REQUIRED ACTIONS:
1 – According to the mruby-redis thread, which file can you check to confirm that the latest mruby-redis version is installed after rebuilding ngx_mruby?
2 – Copy word for word the passage of the mruby-redis thread that opens with the words containing "ssl.certificate_data = ssl_certificate" and closes with "the error message?".

ARTICLE:
* * * *

It looks like _redisContextConnectTcp() in hredis supports it, but it is only called via redisConnectWithTimeout() from the following methods.
- initialize(): mrb_redis_connect() in C
- connect_set_raw(): mrb_redis_connect_set_raw() in C
- connect_set_udptr(): mrb_redis_connect_set_raw() in C
Disclaimer: I have never used redis. I just looked at mruby-redis and hired code while waiting for windows update.
@yyamano Thank you for your suggestion.
@ajsharp @afunction Could you try to use Redis#enable_keepalive in doc ?
Or you can implement error handling like this example.
@matsumotory I tried using #enable_keepalive and it didn't help -- still getting the errors. I will try the begin rescue you linked to and report back.
I've put begin/rescue blocks in both the mruby_ssl_handshake_handler_code block and the mruby_init_worker_code block. Errors are only being generated from the handshake handler block. Here's my code:
begin
ssl = Nginx::SSL.new
domain = ssl.servername
redis = Userdata.new.redis
ssl_certificate = redis["#{domain}.crt"]
ssl_key = redis["#{domain}.key"]
if ssl_certificate && ssl_certificate != "" && ssl_key && ssl_key != ""
ssl.certificate_data = ssl_certificate
ssl.certificate_key_data = ssl_key
end
rescue Redis::ReplyError => e
STDERR.puts "HANDSHAKE REPLY ERROR: #{e}"
rescue Redis::ConnectionError => e
STDERR.puts "HANDSHAKE CONN ERROR: #{e}"
end
I'm seeing lots of Redis::ConnectionError exceptions in the nginx error logs. Unfortunately, all the reply says is: "could not read reply"
@matsumotory Is it possible to add more context here to the error message?
https://github.com/matsumotory/mruby-redis/blob/18b3d06cf238b26eb921e019fff1a9aa9ad22e95/src/mrb_redis.c#L1462
@ajsharp Thank you for your details. I have implemented your suggestion on https://github.com/matsumotory/mruby-redis/pull/102 . Could you try this?
@ajsharp Do you still have the problem with the newer version of mruby-redis ?
@yyamano I will try an upgrade and let you know. Thanks for checking in on this.
@yyamano Is the latest version of mruby-redis installed with the latest version of this library?
@ajsharp If you rebuild ngx_mruby, the latest version of mruby-redis including the change is installed. You can check build_config.rb.lock to make sure if the latest version is installed. Mine is:
https://github.com/matsumotory/mruby-redis.git:
url: https://github.com/matsumotory/mruby-redis.git
branch: HEAD
commit: f1f98d9450783b8c281b5064554b12bfb9f0a65a
version: 0.0.1

* * * *

DATA LISTING:
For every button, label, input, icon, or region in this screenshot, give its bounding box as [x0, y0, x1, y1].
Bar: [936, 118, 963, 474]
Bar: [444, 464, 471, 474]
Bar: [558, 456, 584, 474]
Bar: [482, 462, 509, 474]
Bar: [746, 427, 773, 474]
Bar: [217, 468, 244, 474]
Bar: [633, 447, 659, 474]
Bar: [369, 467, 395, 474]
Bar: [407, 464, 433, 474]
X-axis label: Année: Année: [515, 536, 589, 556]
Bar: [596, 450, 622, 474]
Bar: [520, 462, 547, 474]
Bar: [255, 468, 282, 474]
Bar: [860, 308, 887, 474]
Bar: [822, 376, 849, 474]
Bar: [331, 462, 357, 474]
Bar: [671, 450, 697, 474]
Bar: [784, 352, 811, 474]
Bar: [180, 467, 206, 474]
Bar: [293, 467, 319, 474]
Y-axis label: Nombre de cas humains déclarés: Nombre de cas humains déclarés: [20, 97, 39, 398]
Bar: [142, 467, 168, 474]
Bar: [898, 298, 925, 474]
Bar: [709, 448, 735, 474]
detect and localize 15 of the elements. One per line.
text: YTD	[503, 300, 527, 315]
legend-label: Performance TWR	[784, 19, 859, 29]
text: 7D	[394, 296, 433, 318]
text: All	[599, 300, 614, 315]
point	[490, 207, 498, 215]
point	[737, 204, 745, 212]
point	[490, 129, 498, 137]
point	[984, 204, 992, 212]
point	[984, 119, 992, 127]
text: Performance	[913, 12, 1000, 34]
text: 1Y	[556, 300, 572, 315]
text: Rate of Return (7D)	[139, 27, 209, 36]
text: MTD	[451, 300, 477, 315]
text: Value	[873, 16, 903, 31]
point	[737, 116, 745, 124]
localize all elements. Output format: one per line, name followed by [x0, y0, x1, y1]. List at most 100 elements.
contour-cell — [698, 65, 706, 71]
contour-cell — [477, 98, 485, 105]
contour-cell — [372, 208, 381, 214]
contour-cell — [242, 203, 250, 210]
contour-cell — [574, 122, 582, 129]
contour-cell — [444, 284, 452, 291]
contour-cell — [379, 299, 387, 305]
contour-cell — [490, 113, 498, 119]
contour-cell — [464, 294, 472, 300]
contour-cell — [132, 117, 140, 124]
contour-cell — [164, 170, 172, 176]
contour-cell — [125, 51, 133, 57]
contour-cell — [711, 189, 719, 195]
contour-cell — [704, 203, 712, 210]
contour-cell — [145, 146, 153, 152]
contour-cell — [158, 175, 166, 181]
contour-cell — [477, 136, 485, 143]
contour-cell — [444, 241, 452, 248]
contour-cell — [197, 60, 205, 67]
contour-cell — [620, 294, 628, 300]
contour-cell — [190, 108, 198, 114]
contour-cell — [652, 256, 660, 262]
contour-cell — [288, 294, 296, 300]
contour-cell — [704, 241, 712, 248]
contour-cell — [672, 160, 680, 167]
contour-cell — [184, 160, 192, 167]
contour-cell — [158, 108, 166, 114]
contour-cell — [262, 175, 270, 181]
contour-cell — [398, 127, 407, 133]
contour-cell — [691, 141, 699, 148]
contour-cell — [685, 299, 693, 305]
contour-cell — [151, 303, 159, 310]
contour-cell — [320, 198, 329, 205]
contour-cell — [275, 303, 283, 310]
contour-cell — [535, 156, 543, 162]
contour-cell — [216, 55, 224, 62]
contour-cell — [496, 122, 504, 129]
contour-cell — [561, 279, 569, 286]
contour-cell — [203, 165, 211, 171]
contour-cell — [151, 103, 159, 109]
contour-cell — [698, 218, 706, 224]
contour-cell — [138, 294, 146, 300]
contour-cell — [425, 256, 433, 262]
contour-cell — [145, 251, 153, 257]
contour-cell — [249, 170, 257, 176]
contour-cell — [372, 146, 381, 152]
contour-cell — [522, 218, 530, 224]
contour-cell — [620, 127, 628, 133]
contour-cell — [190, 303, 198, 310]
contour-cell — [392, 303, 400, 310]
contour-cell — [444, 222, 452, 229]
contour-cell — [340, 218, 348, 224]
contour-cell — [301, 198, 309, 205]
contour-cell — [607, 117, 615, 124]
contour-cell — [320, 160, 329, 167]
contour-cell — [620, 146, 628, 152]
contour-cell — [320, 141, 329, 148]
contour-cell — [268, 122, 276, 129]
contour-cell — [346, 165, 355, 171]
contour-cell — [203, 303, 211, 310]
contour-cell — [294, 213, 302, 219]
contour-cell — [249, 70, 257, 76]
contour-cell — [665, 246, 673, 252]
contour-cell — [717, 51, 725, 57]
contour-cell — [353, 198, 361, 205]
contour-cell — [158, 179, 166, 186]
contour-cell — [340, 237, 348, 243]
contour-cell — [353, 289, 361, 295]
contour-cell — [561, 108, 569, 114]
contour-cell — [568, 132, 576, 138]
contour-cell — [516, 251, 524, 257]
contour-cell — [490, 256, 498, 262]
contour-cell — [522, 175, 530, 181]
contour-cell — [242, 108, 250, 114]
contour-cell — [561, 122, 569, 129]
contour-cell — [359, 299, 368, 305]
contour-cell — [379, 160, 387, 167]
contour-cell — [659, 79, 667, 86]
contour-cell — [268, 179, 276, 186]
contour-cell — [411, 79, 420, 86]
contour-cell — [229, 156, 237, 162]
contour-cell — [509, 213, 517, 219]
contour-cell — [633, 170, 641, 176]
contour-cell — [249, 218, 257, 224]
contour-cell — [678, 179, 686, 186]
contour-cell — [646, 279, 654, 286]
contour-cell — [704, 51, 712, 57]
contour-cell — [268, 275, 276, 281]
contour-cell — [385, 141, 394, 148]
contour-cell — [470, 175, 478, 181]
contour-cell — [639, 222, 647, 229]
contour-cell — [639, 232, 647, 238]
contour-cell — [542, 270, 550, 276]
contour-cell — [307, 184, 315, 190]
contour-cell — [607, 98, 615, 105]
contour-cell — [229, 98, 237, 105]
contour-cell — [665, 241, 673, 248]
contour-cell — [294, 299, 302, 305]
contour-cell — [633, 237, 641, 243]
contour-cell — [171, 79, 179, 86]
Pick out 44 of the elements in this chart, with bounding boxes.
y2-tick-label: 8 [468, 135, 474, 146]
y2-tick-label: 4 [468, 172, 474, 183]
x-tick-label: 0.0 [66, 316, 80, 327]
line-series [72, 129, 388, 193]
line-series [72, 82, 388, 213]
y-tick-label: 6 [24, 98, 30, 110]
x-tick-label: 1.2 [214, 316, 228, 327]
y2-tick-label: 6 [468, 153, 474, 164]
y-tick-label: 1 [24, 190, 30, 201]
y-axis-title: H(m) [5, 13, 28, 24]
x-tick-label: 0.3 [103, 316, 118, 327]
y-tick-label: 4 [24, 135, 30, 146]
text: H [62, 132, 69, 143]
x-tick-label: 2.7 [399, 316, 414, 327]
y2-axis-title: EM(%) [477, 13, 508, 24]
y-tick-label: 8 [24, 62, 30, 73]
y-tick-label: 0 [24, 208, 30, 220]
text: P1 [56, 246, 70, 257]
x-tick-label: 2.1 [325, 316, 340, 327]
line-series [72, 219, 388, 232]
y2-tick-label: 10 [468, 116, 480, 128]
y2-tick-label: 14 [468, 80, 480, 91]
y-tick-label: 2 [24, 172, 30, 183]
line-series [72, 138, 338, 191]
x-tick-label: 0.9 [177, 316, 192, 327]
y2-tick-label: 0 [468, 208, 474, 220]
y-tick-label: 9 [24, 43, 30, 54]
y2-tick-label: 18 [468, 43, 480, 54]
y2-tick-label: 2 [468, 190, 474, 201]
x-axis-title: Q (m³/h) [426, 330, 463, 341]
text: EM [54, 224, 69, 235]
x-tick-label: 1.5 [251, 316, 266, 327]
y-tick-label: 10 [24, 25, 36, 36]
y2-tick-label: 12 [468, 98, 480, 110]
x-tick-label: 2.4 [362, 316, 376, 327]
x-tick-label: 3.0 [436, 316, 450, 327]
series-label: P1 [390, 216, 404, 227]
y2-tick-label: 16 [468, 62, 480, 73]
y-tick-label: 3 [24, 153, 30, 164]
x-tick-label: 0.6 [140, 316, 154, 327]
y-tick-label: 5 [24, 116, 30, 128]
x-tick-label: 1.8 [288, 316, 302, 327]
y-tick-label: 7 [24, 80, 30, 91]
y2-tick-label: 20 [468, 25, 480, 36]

* * * *

TASK-BY-TASK ANSWERS:
1 – build_config.rb.lock

2 –
ssl.certificate_data = ssl_certificate
ssl.certificate_key_data = ssl_key
end
rescue Redis::ReplyError => e
STDERR.puts "HANDSHAKE REPLY ERROR: #{e}"
rescue Redis::ConnectionError => e
STDERR.puts "HANDSHAKE CONN ERROR: #{e}"
end
I'm seeing lots of Redis::ConnectionError exceptions in the nginx error logs. Unfortunately, all the reply says is: "could not read reply"
@matsumotory Is it possible to add more context here to the error message?